#### [PROBLEM DESCRIPTION]
Copy out the listing in full, exactly as written, but not its pictures.

#### [RECORDS TO PROCESS]
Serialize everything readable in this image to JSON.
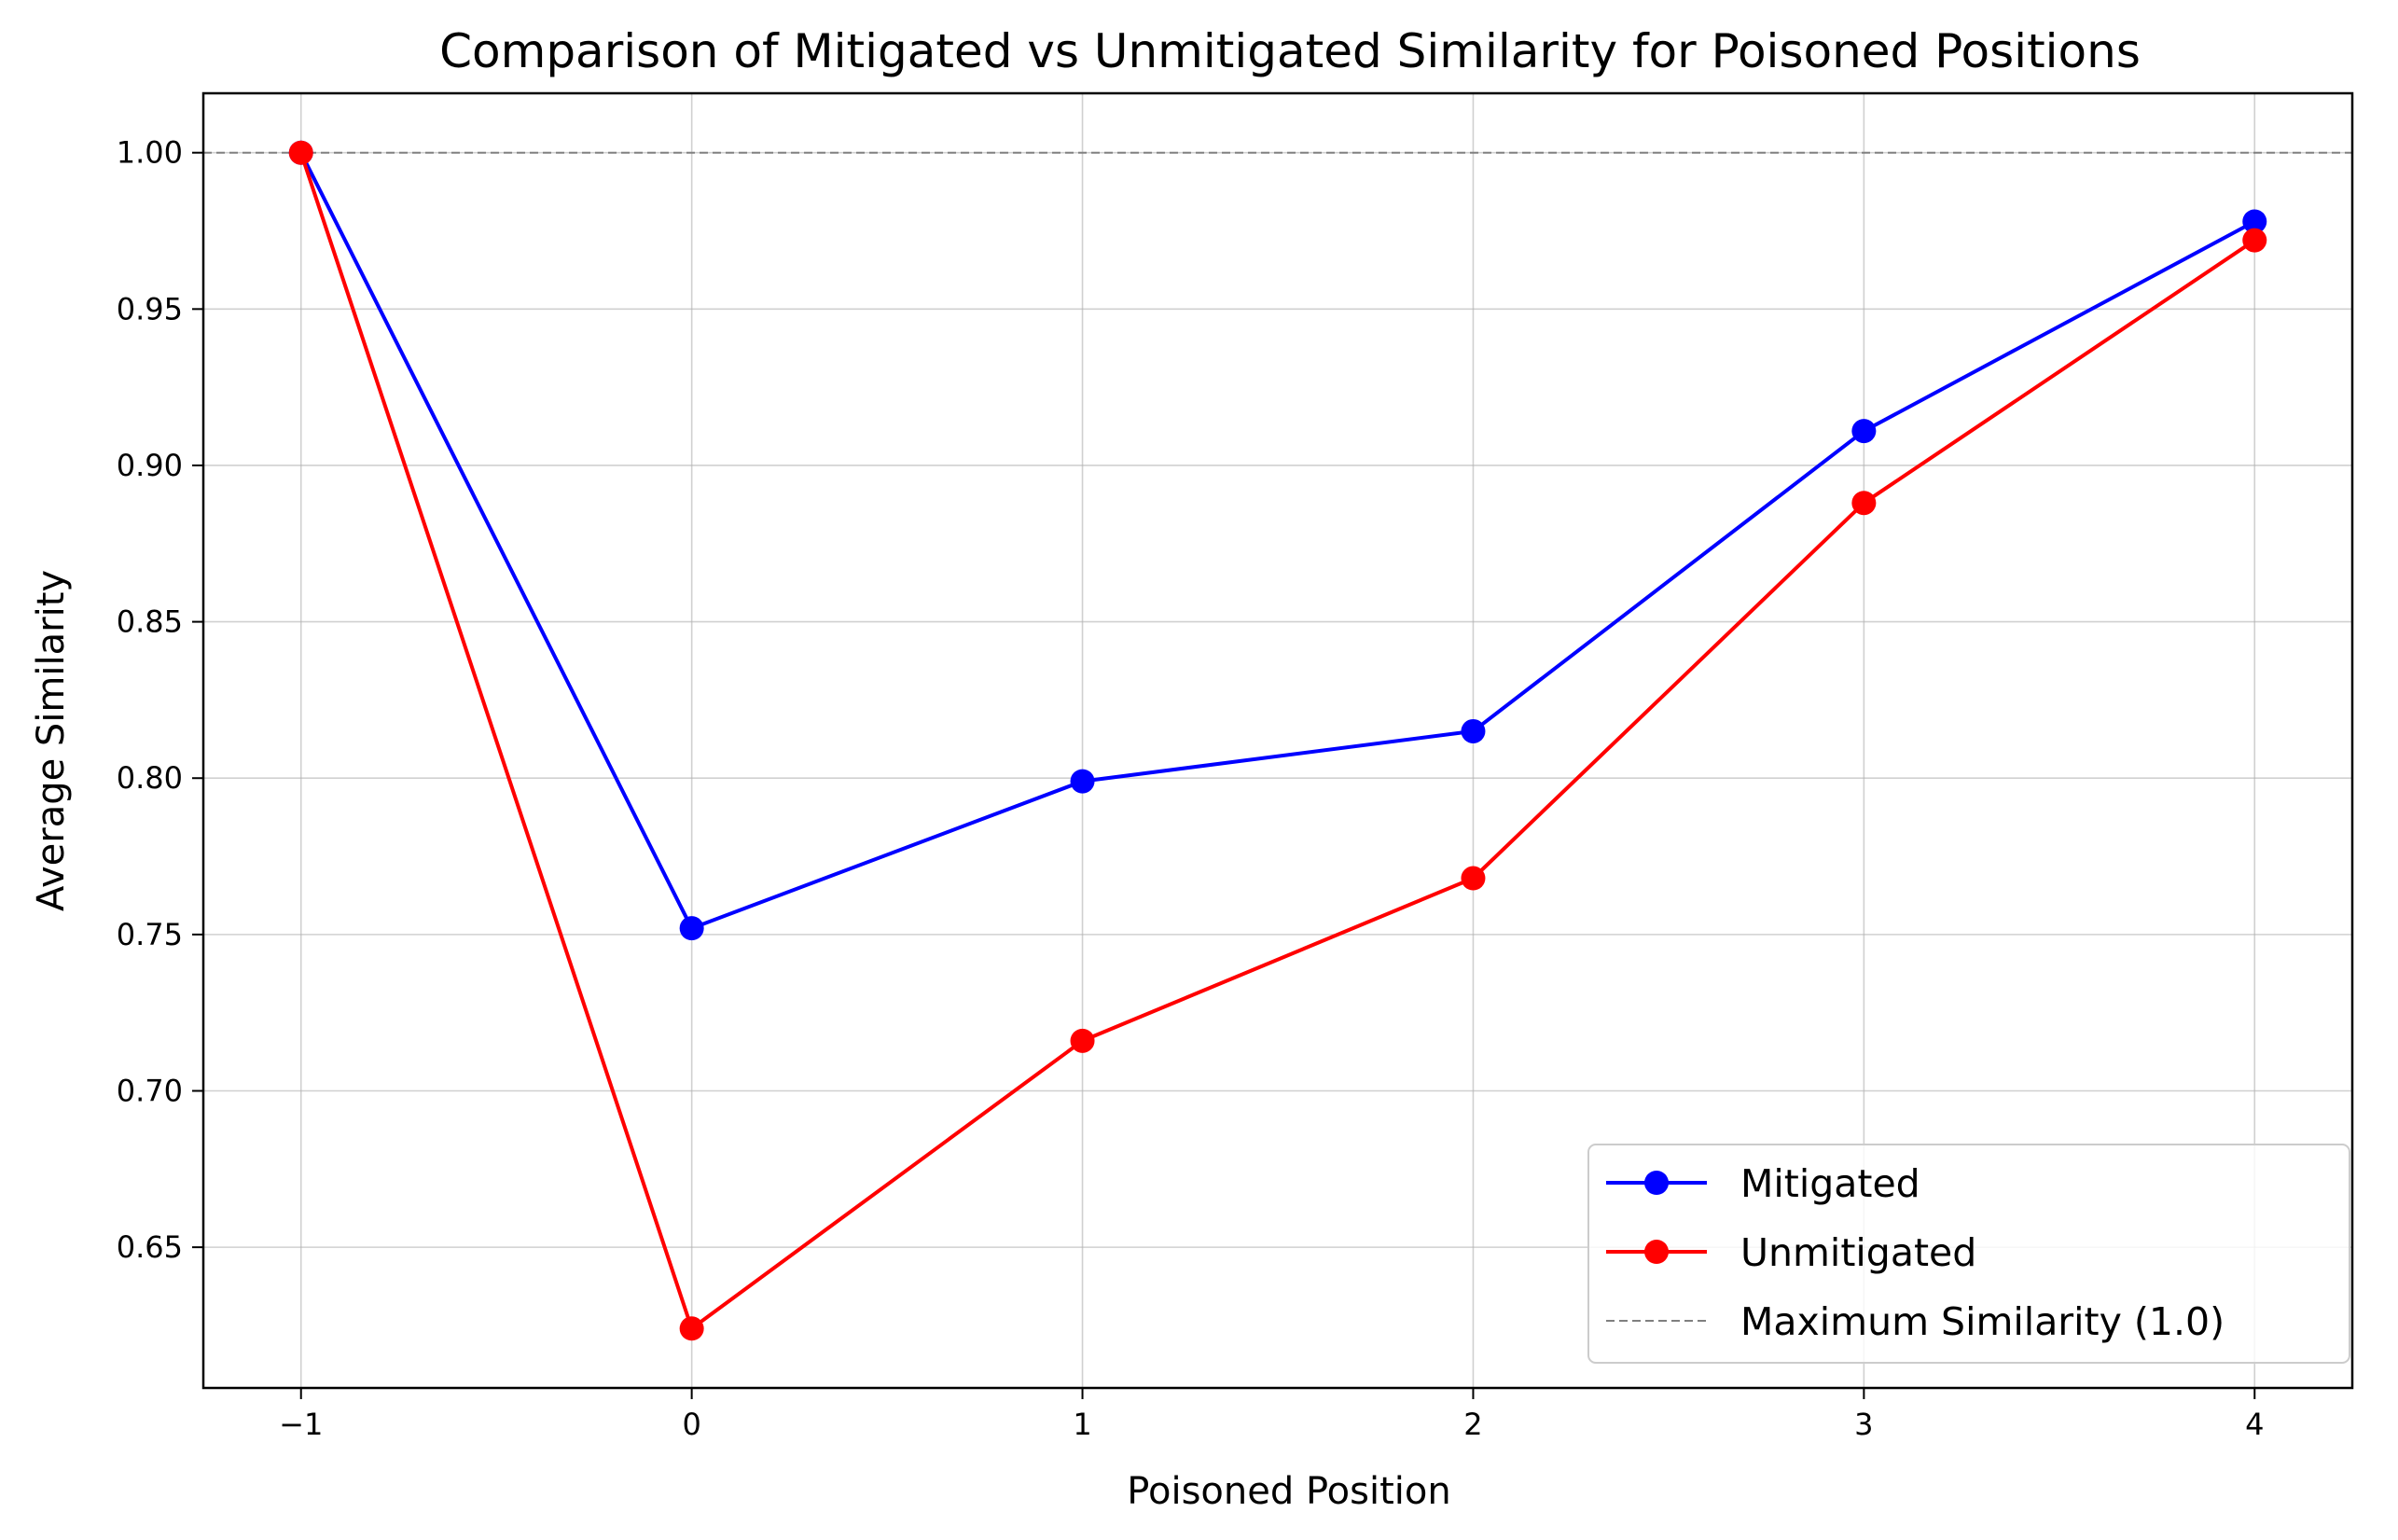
{
  "chart_data": {
    "type": "line",
    "title": "Comparison of Mitigated vs Unmitigated Similarity for Poisoned Positions",
    "xlabel": "Poisoned Position",
    "ylabel": "Average Similarity",
    "x": [
      -1,
      0,
      1,
      2,
      3,
      4
    ],
    "x_tick_labels": [
      "−1",
      "0",
      "1",
      "2",
      "3",
      "4"
    ],
    "y_ticks": [
      0.65,
      0.7,
      0.75,
      0.8,
      0.85,
      0.9,
      0.95,
      1.0
    ],
    "y_tick_labels": [
      "0.65",
      "0.70",
      "0.75",
      "0.80",
      "0.85",
      "0.90",
      "0.95",
      "1.00"
    ],
    "xlim": [
      -1.25,
      4.25
    ],
    "ylim": [
      0.605,
      1.019
    ],
    "grid": true,
    "legend_position": "lower-right",
    "series": [
      {
        "name": "Mitigated",
        "color": "#0000ff",
        "marker": "circle",
        "values": [
          1.0,
          0.752,
          0.799,
          0.815,
          0.911,
          0.978
        ]
      },
      {
        "name": "Unmitigated",
        "color": "#ff0000",
        "marker": "circle",
        "values": [
          1.0,
          0.624,
          0.716,
          0.768,
          0.888,
          0.972
        ]
      }
    ],
    "reference_line": {
      "name": "Maximum Similarity (1.0)",
      "value": 1.0,
      "color": "#808080",
      "style": "dashed"
    }
  }
}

#### [ANSWER TO THE EXERCISE]
Serialize everything readable in this image to JSON.
{
  "chart_data": {
    "type": "line",
    "title": "Comparison of Mitigated vs Unmitigated Similarity for Poisoned Positions",
    "xlabel": "Poisoned Position",
    "ylabel": "Average Similarity",
    "x": [
      -1,
      0,
      1,
      2,
      3,
      4
    ],
    "x_tick_labels": [
      "−1",
      "0",
      "1",
      "2",
      "3",
      "4"
    ],
    "y_ticks": [
      0.65,
      0.7,
      0.75,
      0.8,
      0.85,
      0.9,
      0.95,
      1.0
    ],
    "y_tick_labels": [
      "0.65",
      "0.70",
      "0.75",
      "0.80",
      "0.85",
      "0.90",
      "0.95",
      "1.00"
    ],
    "xlim": [
      -1.25,
      4.25
    ],
    "ylim": [
      0.605,
      1.019
    ],
    "grid": true,
    "legend_position": "lower-right",
    "series": [
      {
        "name": "Mitigated",
        "color": "#0000ff",
        "marker": "circle",
        "values": [
          1.0,
          0.752,
          0.799,
          0.815,
          0.911,
          0.978
        ]
      },
      {
        "name": "Unmitigated",
        "color": "#ff0000",
        "marker": "circle",
        "values": [
          1.0,
          0.624,
          0.716,
          0.768,
          0.888,
          0.972
        ]
      }
    ],
    "reference_line": {
      "name": "Maximum Similarity (1.0)",
      "value": 1.0,
      "color": "#808080",
      "style": "dashed"
    }
  }
}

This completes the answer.